Please say how many lines of the listing hold "wivu", with no other words in the answer.

■ ■ ■ ■ ■ ■ ■

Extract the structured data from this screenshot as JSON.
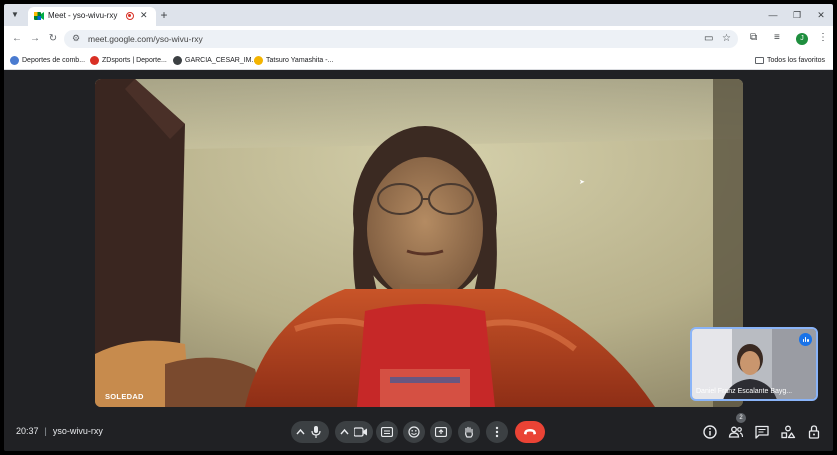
{
  "browser": {
    "tab_title": "Meet - yso-wivu-rxy",
    "url": "meet.google.com/yso-wivu-rxy",
    "profile_initial": "J",
    "bookmarks": [
      {
        "label": "Deportes de comb...",
        "color": "#4a7bd0"
      },
      {
        "label": "ZDsports | Deporte...",
        "color": "#d93025"
      },
      {
        "label": "GARCIA_CESAR_IM...",
        "color": "#3c4043"
      },
      {
        "label": "Tatsuro Yamashita -...",
        "color": "#f4b400"
      }
    ],
    "all_bookmarks_label": "Todos los favoritos"
  },
  "meeting": {
    "time": "20:37",
    "code": "yso-wivu-rxy",
    "speaker_name": "SOLEDAD",
    "self_name": "Daniel Franz Escalante Bayg...",
    "participant_count": "2"
  },
  "colors": {
    "accent": "#8ab4f8",
    "end_call": "#ea4335",
    "control_bg": "#3c4043",
    "background": "#202124"
  },
  "icons": {
    "mic": "mic-icon",
    "camera": "camera-icon",
    "captions": "captions-icon",
    "emoji": "emoji-icon",
    "present": "present-icon",
    "hand": "raise-hand-icon",
    "more": "more-vert-icon",
    "end": "call-end-icon",
    "info": "info-icon",
    "people": "people-icon",
    "chat": "chat-icon",
    "activities": "activities-icon",
    "host": "host-controls-icon"
  }
}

■ ■ ■ ■ ■ ■ ■

Task response - 3